» **Exercise description**
Work out the number of lines with "Cahors" in them. Reply with that number and no other words.

» **The input**
┄┄┄┄┄┄┄┄┄┄┄┄┄┄┄┄┄┄┄┄
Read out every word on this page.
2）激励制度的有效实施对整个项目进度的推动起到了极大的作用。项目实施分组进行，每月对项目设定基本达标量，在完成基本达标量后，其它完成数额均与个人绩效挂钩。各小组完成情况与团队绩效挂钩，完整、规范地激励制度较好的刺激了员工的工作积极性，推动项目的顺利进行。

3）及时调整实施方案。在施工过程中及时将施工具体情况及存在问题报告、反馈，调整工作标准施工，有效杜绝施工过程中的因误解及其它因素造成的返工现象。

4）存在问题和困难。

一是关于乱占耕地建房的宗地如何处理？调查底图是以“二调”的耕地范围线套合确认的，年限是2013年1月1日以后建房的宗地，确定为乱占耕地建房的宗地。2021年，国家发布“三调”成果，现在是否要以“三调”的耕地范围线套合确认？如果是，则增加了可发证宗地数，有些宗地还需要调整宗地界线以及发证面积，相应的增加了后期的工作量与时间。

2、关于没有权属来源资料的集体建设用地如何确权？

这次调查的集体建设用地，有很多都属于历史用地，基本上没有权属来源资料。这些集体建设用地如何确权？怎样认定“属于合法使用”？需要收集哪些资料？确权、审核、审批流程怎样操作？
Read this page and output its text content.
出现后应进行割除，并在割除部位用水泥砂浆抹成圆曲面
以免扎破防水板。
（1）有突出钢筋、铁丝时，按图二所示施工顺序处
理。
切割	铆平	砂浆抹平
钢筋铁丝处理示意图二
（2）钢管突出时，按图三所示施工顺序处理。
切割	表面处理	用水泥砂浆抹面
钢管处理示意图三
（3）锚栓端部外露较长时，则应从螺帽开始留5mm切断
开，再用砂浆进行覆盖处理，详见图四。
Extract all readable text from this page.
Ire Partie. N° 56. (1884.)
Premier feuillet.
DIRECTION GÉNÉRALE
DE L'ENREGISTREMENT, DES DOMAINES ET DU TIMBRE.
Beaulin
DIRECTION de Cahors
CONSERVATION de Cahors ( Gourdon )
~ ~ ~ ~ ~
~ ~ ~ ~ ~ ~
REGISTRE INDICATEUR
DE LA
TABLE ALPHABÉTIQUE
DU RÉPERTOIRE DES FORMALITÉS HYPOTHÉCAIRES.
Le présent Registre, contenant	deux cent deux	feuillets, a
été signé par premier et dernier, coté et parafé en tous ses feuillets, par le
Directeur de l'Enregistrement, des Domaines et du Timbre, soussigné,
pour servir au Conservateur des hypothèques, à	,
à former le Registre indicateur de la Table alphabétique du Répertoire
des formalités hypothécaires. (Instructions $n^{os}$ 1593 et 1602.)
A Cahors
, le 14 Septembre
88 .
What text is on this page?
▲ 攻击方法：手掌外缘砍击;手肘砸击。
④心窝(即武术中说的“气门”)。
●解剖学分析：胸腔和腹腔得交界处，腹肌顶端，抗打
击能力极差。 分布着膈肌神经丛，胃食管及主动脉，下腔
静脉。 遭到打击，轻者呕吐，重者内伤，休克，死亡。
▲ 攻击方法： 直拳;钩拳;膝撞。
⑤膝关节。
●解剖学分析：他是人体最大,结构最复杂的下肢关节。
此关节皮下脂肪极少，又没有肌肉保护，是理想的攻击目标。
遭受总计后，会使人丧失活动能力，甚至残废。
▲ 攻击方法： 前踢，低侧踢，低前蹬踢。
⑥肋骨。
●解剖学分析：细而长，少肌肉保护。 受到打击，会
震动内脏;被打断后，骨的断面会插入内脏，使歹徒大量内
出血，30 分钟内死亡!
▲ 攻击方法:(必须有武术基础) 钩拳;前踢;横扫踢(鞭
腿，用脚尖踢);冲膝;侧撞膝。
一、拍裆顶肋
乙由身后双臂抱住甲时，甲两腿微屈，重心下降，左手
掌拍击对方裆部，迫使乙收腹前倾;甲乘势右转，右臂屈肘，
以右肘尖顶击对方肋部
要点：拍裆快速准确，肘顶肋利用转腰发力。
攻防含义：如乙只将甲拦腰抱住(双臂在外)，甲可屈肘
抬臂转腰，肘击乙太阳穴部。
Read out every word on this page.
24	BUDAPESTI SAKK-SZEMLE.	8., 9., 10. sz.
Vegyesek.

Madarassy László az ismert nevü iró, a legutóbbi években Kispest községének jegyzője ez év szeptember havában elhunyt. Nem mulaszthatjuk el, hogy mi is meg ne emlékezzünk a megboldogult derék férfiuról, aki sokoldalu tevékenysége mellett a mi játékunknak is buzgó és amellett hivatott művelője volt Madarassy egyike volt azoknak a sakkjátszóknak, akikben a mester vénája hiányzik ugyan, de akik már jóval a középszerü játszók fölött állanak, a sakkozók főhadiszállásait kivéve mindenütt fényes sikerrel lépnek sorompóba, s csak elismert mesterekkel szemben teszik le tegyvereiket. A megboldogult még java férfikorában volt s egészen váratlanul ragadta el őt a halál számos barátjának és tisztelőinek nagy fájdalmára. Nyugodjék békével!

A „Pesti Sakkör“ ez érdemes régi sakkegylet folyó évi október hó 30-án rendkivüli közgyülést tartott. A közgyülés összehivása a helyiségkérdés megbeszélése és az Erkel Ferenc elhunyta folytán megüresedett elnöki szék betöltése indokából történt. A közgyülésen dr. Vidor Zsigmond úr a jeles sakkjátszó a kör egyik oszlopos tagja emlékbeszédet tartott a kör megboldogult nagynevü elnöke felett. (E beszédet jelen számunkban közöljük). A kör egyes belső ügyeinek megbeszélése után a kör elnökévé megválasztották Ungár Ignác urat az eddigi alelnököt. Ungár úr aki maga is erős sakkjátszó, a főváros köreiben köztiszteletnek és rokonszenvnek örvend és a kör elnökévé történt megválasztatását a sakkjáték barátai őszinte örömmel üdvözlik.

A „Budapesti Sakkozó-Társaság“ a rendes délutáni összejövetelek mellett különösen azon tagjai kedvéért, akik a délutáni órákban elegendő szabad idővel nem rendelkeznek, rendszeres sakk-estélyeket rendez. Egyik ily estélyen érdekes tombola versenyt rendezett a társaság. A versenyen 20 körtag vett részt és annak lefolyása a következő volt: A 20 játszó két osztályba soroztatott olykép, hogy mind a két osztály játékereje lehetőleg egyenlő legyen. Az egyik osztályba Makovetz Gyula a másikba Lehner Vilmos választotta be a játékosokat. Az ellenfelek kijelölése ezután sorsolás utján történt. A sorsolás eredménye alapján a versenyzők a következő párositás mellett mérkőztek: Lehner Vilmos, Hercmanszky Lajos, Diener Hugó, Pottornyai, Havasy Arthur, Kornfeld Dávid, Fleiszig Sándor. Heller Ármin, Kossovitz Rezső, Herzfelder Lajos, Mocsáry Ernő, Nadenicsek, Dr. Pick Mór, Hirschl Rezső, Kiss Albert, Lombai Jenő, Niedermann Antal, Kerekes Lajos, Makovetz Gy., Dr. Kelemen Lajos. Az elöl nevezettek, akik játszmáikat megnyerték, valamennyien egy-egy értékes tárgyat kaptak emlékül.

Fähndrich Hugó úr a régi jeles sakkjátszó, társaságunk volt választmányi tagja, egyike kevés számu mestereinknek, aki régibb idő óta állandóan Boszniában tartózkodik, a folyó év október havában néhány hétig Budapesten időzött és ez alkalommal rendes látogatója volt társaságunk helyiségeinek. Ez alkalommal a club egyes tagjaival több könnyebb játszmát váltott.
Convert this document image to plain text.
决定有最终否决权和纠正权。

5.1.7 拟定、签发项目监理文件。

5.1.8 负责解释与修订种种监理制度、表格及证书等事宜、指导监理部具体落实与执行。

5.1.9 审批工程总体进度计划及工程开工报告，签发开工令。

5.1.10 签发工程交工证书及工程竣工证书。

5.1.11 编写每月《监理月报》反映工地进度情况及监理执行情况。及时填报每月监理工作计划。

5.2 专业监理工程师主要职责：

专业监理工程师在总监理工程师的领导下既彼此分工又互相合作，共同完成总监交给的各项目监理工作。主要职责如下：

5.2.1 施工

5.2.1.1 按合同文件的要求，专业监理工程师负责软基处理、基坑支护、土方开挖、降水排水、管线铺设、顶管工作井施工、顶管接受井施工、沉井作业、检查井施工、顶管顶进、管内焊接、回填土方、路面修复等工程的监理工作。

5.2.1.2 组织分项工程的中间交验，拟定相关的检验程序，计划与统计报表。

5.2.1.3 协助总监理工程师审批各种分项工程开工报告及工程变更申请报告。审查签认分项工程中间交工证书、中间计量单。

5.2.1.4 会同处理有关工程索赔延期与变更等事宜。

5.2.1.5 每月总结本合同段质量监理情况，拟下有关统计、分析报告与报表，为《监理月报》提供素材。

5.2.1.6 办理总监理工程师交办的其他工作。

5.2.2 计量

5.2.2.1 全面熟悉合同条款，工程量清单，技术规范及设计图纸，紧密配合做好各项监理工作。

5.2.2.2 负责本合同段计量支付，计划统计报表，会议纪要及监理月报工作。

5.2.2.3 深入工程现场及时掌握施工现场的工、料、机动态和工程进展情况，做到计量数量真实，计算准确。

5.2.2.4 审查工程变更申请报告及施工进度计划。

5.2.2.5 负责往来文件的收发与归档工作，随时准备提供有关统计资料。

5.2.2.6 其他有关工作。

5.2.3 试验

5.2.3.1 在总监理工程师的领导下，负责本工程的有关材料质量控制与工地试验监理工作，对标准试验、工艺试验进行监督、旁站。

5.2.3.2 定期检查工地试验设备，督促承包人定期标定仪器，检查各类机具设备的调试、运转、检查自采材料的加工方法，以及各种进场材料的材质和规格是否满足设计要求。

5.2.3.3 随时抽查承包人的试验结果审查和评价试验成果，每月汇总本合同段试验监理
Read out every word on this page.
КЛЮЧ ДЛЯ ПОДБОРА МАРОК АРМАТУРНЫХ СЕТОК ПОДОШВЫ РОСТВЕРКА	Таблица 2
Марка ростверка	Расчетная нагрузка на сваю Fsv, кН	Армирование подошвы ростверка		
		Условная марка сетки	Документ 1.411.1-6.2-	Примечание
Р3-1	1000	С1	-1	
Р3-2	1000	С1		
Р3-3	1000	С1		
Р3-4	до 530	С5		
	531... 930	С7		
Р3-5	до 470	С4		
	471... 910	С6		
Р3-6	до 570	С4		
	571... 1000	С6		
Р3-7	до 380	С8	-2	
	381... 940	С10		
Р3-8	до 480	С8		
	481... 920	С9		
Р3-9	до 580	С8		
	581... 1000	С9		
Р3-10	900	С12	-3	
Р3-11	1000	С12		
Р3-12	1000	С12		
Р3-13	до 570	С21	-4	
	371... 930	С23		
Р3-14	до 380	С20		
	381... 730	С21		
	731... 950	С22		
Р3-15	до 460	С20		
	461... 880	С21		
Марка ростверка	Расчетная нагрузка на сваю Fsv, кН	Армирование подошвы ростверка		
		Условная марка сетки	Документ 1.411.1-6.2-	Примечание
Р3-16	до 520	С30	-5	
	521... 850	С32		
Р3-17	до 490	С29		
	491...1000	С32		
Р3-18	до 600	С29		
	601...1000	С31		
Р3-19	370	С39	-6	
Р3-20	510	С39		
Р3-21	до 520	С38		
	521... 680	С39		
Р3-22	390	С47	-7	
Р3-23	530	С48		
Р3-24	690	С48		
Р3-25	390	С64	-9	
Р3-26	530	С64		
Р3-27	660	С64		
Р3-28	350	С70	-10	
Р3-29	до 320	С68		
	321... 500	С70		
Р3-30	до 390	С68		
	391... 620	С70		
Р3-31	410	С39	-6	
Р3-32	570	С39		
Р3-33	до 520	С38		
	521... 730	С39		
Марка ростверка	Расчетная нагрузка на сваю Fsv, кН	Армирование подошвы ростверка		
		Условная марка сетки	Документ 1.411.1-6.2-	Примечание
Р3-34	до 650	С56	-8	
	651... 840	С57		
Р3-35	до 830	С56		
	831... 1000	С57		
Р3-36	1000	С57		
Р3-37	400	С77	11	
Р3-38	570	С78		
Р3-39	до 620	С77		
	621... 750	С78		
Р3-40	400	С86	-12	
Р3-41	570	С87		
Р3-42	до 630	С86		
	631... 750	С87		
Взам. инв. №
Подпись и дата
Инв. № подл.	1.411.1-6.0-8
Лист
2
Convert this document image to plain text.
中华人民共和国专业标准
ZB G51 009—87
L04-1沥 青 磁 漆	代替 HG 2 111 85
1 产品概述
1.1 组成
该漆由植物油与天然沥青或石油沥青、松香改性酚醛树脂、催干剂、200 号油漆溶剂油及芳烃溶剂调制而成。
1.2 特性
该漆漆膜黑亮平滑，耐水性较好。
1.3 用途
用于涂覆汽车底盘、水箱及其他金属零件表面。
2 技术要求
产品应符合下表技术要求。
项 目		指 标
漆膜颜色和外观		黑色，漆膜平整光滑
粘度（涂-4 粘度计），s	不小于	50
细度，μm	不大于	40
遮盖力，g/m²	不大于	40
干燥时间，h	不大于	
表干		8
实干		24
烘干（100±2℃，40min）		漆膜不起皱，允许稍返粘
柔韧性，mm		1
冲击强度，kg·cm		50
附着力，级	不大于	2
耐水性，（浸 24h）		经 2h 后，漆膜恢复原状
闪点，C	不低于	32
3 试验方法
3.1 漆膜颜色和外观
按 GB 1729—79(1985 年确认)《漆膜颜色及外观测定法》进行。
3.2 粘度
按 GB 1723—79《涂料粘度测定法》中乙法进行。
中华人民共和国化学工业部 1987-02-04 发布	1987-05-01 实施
┄┄┄┄┄┄┄┄┄┄┄┄┄┄┄┄┄┄┄┄
» **Response below**
3